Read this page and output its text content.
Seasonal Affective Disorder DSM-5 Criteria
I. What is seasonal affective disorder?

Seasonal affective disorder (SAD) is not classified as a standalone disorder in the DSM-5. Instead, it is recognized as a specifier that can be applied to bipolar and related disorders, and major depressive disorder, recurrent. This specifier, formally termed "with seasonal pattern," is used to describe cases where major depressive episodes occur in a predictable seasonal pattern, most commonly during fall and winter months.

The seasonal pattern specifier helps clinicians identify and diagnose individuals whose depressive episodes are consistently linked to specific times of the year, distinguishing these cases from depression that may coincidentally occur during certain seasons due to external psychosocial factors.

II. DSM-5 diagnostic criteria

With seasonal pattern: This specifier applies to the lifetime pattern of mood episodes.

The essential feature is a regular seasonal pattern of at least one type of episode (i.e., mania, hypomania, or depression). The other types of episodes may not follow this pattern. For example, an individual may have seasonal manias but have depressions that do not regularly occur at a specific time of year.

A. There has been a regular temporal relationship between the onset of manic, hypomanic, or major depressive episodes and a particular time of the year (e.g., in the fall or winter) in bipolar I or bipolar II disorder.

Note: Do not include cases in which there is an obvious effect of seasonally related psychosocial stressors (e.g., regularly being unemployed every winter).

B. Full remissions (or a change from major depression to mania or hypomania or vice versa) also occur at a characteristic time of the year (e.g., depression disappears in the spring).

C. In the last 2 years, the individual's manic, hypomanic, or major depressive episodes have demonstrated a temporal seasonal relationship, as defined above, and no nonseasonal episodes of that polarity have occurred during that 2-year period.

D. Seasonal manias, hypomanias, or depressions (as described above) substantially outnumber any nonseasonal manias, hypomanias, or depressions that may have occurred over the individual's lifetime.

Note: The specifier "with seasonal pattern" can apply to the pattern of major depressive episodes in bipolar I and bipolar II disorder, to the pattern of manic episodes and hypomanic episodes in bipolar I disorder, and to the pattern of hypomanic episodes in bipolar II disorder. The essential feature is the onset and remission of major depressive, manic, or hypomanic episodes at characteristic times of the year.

» Stated problem
Look for the word "lifetime" and return every line where it occurs.

» Right answer
With seasonal pattern: This specifier applies to the lifetime pattern of mood episodes.
D. Seasonal manias, hypomanias, or depressions (as described above) substantially outnumber any nonseasonal manias, hypomanias, or depressions that may have occurred over the individual's lifetime.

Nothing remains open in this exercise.